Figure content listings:
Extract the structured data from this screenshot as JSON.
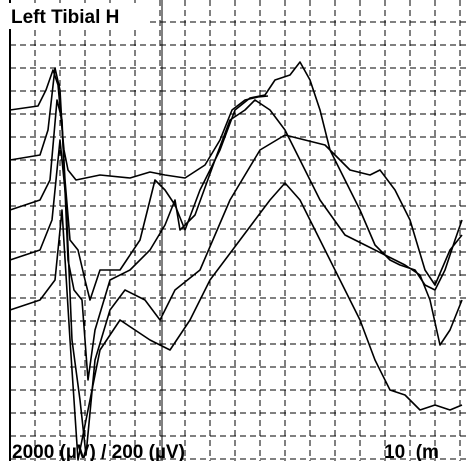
{
  "header": {
    "title": "Left Tibial H"
  },
  "footer": {
    "sensitivity": "2000 (µV) / 200 (µV)",
    "sweep": "10  (m"
  }
}
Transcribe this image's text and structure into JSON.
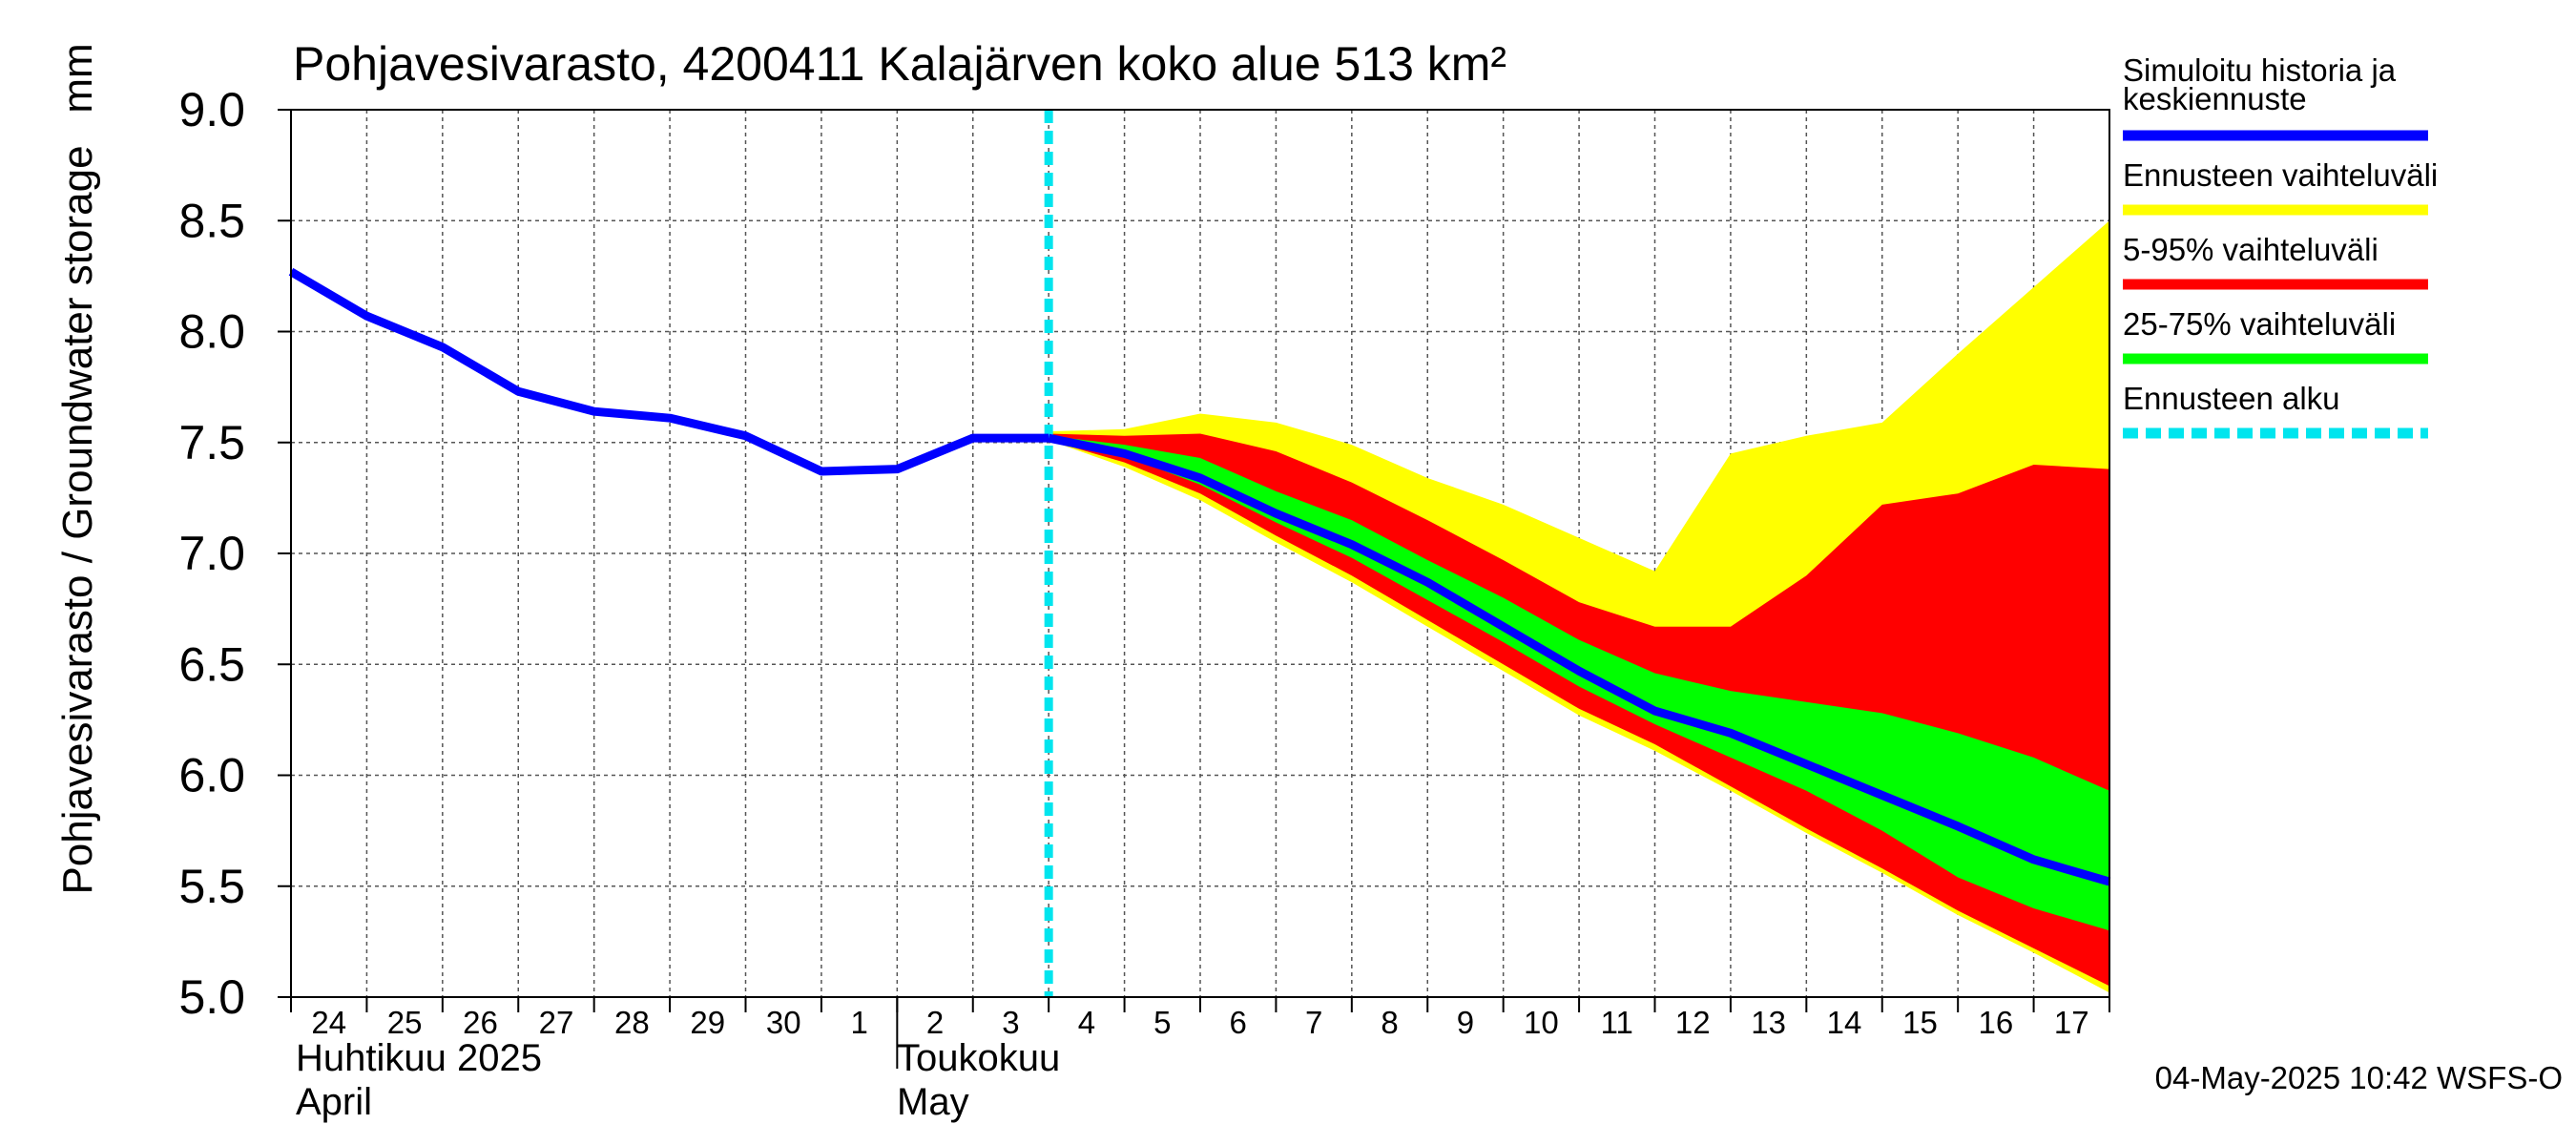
{
  "chart_data": {
    "type": "area",
    "title": "Pohjavesivarasto, 4200411 Kalajärven koko alue 513 km²",
    "ylabel": "Pohjavesivarasto / Groundwater storage",
    "yunit": "mm",
    "ylim": [
      5.0,
      9.0
    ],
    "yticks": [
      "5.0",
      "5.5",
      "6.0",
      "6.5",
      "7.0",
      "7.5",
      "8.0",
      "8.5",
      "9.0"
    ],
    "xticks": [
      "24",
      "25",
      "26",
      "27",
      "28",
      "29",
      "30",
      "1",
      "2",
      "3",
      "4",
      "5",
      "6",
      "7",
      "8",
      "9",
      "10",
      "11",
      "12",
      "13",
      "14",
      "15",
      "16",
      "17"
    ],
    "month_labels": [
      {
        "line1": "Huhtikuu  2025",
        "line2": "April",
        "start_day": 0
      },
      {
        "line1": "Toukokuu",
        "line2": "May",
        "start_day": 8
      }
    ],
    "grid": true,
    "forecast_start_day": 10,
    "history": {
      "name": "Simuloitu historia ja keskiennuste",
      "color": "#0000ff",
      "days": [
        0,
        1,
        2,
        3,
        4,
        5,
        6,
        7,
        8,
        9,
        10
      ],
      "values": [
        8.27,
        8.07,
        7.93,
        7.73,
        7.64,
        7.61,
        7.53,
        7.37,
        7.38,
        7.52,
        7.52
      ]
    },
    "forecast_days": [
      10,
      11,
      12,
      13,
      14,
      15,
      16,
      17,
      18,
      19,
      20,
      21,
      22,
      23,
      24
    ],
    "median": [
      7.52,
      7.45,
      7.34,
      7.18,
      7.04,
      6.87,
      6.67,
      6.47,
      6.29,
      6.19,
      6.05,
      5.91,
      5.77,
      5.62,
      5.52
    ],
    "bands": [
      {
        "name": "Ennusteen vaihteluväli",
        "color": "#ffff00",
        "upper": [
          7.55,
          7.56,
          7.63,
          7.59,
          7.49,
          7.34,
          7.22,
          7.07,
          6.92,
          7.45,
          7.53,
          7.59,
          7.9,
          8.2,
          8.5
        ],
        "lower": [
          7.51,
          7.39,
          7.24,
          7.05,
          6.87,
          6.67,
          6.47,
          6.27,
          6.11,
          5.93,
          5.74,
          5.56,
          5.37,
          5.2,
          5.02
        ]
      },
      {
        "name": "5-95% vaihteluväli",
        "color": "#ff0000",
        "upper": [
          7.54,
          7.53,
          7.54,
          7.46,
          7.32,
          7.15,
          6.97,
          6.78,
          6.67,
          6.67,
          6.9,
          7.22,
          7.27,
          7.4,
          7.38
        ],
        "lower": [
          7.51,
          7.41,
          7.27,
          7.08,
          6.9,
          6.7,
          6.5,
          6.3,
          6.14,
          5.95,
          5.76,
          5.58,
          5.39,
          5.22,
          5.05
        ]
      },
      {
        "name": "25-75% vaihteluväli",
        "color": "#00ff00",
        "upper": [
          7.53,
          7.49,
          7.43,
          7.28,
          7.15,
          6.97,
          6.8,
          6.61,
          6.46,
          6.38,
          6.33,
          6.28,
          6.19,
          6.08,
          5.93
        ],
        "lower": [
          7.52,
          7.44,
          7.31,
          7.14,
          6.98,
          6.79,
          6.6,
          6.4,
          6.23,
          6.08,
          5.93,
          5.75,
          5.54,
          5.4,
          5.3
        ]
      }
    ],
    "legend": [
      {
        "label_lines": [
          "Simuloitu historia ja",
          "keskiennuste"
        ],
        "color": "#0000ff",
        "style": "solid"
      },
      {
        "label_lines": [
          "Ennusteen vaihteluväli"
        ],
        "color": "#ffff00",
        "style": "solid"
      },
      {
        "label_lines": [
          "5-95% vaihteluväli"
        ],
        "color": "#ff0000",
        "style": "solid"
      },
      {
        "label_lines": [
          "25-75% vaihteluväli"
        ],
        "color": "#00ff00",
        "style": "solid"
      },
      {
        "label_lines": [
          "Ennusteen alku"
        ],
        "color": "#00e5ee",
        "style": "dashed"
      }
    ],
    "legend_position": "right",
    "footer": "04-May-2025 10:42 WSFS-O"
  }
}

• _Directions_: Filter the listing above by the word "keskiennuste"; copy each line that passes.

• _Result of this exercise_:
      "name": "Simuloitu historia ja keskiennuste",
          "keskiennuste"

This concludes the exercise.